**Rows:**
— begin —
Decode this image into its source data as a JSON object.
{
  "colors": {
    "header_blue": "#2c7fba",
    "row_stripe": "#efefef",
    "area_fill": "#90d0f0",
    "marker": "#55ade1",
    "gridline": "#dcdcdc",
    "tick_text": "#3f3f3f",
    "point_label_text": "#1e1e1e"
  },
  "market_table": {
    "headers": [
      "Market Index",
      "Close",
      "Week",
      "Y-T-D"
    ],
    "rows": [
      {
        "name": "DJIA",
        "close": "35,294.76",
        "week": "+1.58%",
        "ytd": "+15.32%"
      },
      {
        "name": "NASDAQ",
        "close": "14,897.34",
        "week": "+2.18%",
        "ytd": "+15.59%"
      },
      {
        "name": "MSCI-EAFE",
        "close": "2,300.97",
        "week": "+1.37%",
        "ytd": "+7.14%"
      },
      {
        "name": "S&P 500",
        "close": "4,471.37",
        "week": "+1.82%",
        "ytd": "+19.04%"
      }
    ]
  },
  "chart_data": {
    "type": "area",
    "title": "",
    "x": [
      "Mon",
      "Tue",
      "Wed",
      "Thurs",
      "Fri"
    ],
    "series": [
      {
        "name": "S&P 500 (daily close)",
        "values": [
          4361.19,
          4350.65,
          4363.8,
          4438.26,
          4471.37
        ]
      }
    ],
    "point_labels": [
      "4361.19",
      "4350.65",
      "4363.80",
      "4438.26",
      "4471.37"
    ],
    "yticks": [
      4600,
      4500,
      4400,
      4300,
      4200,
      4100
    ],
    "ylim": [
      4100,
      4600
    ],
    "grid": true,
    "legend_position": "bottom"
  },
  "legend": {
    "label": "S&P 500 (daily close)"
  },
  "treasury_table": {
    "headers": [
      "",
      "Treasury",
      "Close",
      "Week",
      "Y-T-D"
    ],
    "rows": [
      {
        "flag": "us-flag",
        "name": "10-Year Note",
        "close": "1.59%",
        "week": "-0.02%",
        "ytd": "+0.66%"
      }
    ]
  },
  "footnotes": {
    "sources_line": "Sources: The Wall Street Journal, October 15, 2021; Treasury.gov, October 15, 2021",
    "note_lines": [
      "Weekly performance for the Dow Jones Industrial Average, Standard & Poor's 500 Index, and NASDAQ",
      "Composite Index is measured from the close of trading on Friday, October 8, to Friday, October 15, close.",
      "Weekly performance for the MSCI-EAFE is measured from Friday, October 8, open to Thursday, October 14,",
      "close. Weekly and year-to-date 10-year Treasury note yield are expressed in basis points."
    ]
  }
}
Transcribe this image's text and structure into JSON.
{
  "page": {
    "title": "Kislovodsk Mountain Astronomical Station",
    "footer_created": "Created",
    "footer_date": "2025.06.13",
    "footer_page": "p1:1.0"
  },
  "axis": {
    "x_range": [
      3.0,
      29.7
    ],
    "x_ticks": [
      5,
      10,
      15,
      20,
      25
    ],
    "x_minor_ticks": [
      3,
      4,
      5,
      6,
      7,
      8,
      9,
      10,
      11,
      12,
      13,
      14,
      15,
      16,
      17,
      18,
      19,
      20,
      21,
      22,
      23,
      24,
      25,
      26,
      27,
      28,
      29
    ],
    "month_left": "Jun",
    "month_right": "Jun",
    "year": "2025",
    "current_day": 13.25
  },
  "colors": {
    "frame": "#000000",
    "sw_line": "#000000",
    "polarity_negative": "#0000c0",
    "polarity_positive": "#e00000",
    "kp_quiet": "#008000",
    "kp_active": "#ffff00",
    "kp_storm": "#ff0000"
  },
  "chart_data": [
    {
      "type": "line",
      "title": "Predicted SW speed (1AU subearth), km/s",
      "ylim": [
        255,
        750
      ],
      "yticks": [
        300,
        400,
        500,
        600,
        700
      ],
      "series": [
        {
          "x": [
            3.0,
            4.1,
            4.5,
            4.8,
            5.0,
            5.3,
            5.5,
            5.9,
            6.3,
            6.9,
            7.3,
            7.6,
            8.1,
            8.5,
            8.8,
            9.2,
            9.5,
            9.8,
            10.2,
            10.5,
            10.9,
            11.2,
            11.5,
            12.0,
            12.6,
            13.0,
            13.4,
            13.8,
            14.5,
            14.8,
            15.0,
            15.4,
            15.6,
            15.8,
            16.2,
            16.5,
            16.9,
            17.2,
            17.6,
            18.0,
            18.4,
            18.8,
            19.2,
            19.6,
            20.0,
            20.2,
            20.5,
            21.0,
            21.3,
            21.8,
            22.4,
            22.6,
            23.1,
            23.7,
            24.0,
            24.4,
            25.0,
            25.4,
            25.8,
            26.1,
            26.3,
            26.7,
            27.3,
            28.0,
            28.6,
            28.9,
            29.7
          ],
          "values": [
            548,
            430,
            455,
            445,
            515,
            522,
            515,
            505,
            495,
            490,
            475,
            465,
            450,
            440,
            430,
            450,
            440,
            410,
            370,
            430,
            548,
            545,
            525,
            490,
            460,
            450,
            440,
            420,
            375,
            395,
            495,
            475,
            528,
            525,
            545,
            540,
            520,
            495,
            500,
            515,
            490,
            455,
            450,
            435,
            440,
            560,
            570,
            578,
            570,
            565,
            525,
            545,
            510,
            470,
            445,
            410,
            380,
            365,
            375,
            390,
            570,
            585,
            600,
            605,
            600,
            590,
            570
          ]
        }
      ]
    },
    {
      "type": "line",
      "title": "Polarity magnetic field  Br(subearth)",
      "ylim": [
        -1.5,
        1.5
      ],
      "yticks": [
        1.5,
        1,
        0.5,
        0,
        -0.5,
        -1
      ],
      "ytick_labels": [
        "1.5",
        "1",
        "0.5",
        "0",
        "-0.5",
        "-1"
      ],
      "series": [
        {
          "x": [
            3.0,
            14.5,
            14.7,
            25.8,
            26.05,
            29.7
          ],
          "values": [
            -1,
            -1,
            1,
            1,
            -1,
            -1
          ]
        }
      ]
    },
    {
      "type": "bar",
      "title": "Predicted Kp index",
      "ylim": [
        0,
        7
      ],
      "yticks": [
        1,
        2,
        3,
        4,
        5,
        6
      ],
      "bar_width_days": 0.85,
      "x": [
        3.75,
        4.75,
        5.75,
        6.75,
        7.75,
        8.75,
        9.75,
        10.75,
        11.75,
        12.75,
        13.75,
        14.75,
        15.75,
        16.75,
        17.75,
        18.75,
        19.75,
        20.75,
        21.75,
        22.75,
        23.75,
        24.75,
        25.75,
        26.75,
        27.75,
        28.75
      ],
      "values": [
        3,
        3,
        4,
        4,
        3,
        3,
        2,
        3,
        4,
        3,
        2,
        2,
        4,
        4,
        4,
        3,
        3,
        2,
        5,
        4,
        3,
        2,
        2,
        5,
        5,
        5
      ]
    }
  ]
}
— end —
**Problem:** Every line above should be retyped exactly as given.

**Response for this exercise:**
Decode this image into its source data as a JSON object.
{
  "colors": {
    "header_blue": "#2c7fba",
    "row_stripe": "#efefef",
    "area_fill": "#90d0f0",
    "marker": "#55ade1",
    "gridline": "#dcdcdc",
    "tick_text": "#3f3f3f",
    "point_label_text": "#1e1e1e"
  },
  "market_table": {
    "headers": [
      "Market Index",
      "Close",
      "Week",
      "Y-T-D"
    ],
    "rows": [
      {
        "name": "DJIA",
        "close": "35,294.76",
        "week": "+1.58%",
        "ytd": "+15.32%"
      },
      {
        "name": "NASDAQ",
        "close": "14,897.34",
        "week": "+2.18%",
        "ytd": "+15.59%"
      },
      {
        "name": "MSCI-EAFE",
        "close": "2,300.97",
        "week": "+1.37%",
        "ytd": "+7.14%"
      },
      {
        "name": "S&P 500",
        "close": "4,471.37",
        "week": "+1.82%",
        "ytd": "+19.04%"
      }
    ]
  },
  "chart_data": {
    "type": "area",
    "title": "",
    "x": [
      "Mon",
      "Tue",
      "Wed",
      "Thurs",
      "Fri"
    ],
    "series": [
      {
        "name": "S&P 500 (daily close)",
        "values": [
          4361.19,
          4350.65,
          4363.8,
          4438.26,
          4471.37
        ]
      }
    ],
    "point_labels": [
      "4361.19",
      "4350.65",
      "4363.80",
      "4438.26",
      "4471.37"
    ],
    "yticks": [
      4600,
      4500,
      4400,
      4300,
      4200,
      4100
    ],
    "ylim": [
      4100,
      4600
    ],
    "grid": true,
    "legend_position": "bottom"
  },
  "legend": {
    "label": "S&P 500 (daily close)"
  },
  "treasury_table": {
    "headers": [
      "",
      "Treasury",
      "Close",
      "Week",
      "Y-T-D"
    ],
    "rows": [
      {
        "flag": "us-flag",
        "name": "10-Year Note",
        "close": "1.59%",
        "week": "-0.02%",
        "ytd": "+0.66%"
      }
    ]
  },
  "footnotes": {
    "sources_line": "Sources: The Wall Street Journal, October 15, 2021; Treasury.gov, October 15, 2021",
    "note_lines": [
      "Weekly performance for the Dow Jones Industrial Average, Standard & Poor's 500 Index, and NASDAQ",
      "Composite Index is measured from the close of trading on Friday, October 8, to Friday, October 15, close.",
      "Weekly performance for the MSCI-EAFE is measured from Friday, October 8, open to Thursday, October 14,",
      "close. Weekly and year-to-date 10-year Treasury note yield are expressed in basis points."
    ]
  }
}
Transcribe this image's text and structure into JSON.
{
  "page": {
    "title": "Kislovodsk Mountain Astronomical Station",
    "footer_created": "Created",
    "footer_date": "2025.06.13",
    "footer_page": "p1:1.0"
  },
  "axis": {
    "x_range": [
      3.0,
      29.7
    ],
    "x_ticks": [
      5,
      10,
      15,
      20,
      25
    ],
    "x_minor_ticks": [
      3,
      4,
      5,
      6,
      7,
      8,
      9,
      10,
      11,
      12,
      13,
      14,
      15,
      16,
      17,
      18,
      19,
      20,
      21,
      22,
      23,
      24,
      25,
      26,
      27,
      28,
      29
    ],
    "month_left": "Jun",
    "month_right": "Jun",
    "year": "2025",
    "current_day": 13.25
  },
  "colors": {
    "frame": "#000000",
    "sw_line": "#000000",
    "polarity_negative": "#0000c0",
    "polarity_positive": "#e00000",
    "kp_quiet": "#008000",
    "kp_active": "#ffff00",
    "kp_storm": "#ff0000"
  },
  "chart_data": [
    {
      "type": "line",
      "title": "Predicted SW speed (1AU subearth), km/s",
      "ylim": [
        255,
        750
      ],
      "yticks": [
        300,
        400,
        500,
        600,
        700
      ],
      "series": [
        {
          "x": [
            3.0,
            4.1,
            4.5,
            4.8,
            5.0,
            5.3,
            5.5,
            5.9,
            6.3,
            6.9,
            7.3,
            7.6,
            8.1,
            8.5,
            8.8,
            9.2,
            9.5,
            9.8,
            10.2,
            10.5,
            10.9,
            11.2,
            11.5,
            12.0,
            12.6,
            13.0,
            13.4,
            13.8,
            14.5,
            14.8,
            15.0,
            15.4,
            15.6,
            15.8,
            16.2,
            16.5,
            16.9,
            17.2,
            17.6,
            18.0,
            18.4,
            18.8,
            19.2,
            19.6,
            20.0,
            20.2,
            20.5,
            21.0,
            21.3,
            21.8,
            22.4,
            22.6,
            23.1,
            23.7,
            24.0,
            24.4,
            25.0,
            25.4,
            25.8,
            26.1,
            26.3,
            26.7,
            27.3,
            28.0,
            28.6,
            28.9,
            29.7
          ],
          "values": [
            548,
            430,
            455,
            445,
            515,
            522,
            515,
            505,
            495,
            490,
            475,
            465,
            450,
            440,
            430,
            450,
            440,
            410,
            370,
            430,
            548,
            545,
            525,
            490,
            460,
            450,
            440,
            420,
            375,
            395,
            495,
            475,
            528,
            525,
            545,
            540,
            520,
            495,
            500,
            515,
            490,
            455,
            450,
            435,
            440,
            560,
            570,
            578,
            570,
            565,
            525,
            545,
            510,
            470,
            445,
            410,
            380,
            365,
            375,
            390,
            570,
            585,
            600,
            605,
            600,
            590,
            570
          ]
        }
      ]
    },
    {
      "type": "line",
      "title": "Polarity magnetic field  Br(subearth)",
      "ylim": [
        -1.5,
        1.5
      ],
      "yticks": [
        1.5,
        1,
        0.5,
        0,
        -0.5,
        -1
      ],
      "ytick_labels": [
        "1.5",
        "1",
        "0.5",
        "0",
        "-0.5",
        "-1"
      ],
      "series": [
        {
          "x": [
            3.0,
            14.5,
            14.7,
            25.8,
            26.05,
            29.7
          ],
          "values": [
            -1,
            -1,
            1,
            1,
            -1,
            -1
          ]
        }
      ]
    },
    {
      "type": "bar",
      "title": "Predicted Kp index",
      "ylim": [
        0,
        7
      ],
      "yticks": [
        1,
        2,
        3,
        4,
        5,
        6
      ],
      "bar_width_days": 0.85,
      "x": [
        3.75,
        4.75,
        5.75,
        6.75,
        7.75,
        8.75,
        9.75,
        10.75,
        11.75,
        12.75,
        13.75,
        14.75,
        15.75,
        16.75,
        17.75,
        18.75,
        19.75,
        20.75,
        21.75,
        22.75,
        23.75,
        24.75,
        25.75,
        26.75,
        27.75,
        28.75
      ],
      "values": [
        3,
        3,
        4,
        4,
        3,
        3,
        2,
        3,
        4,
        3,
        2,
        2,
        4,
        4,
        4,
        3,
        3,
        2,
        5,
        4,
        3,
        2,
        2,
        5,
        5,
        5
      ]
    }
  ]
}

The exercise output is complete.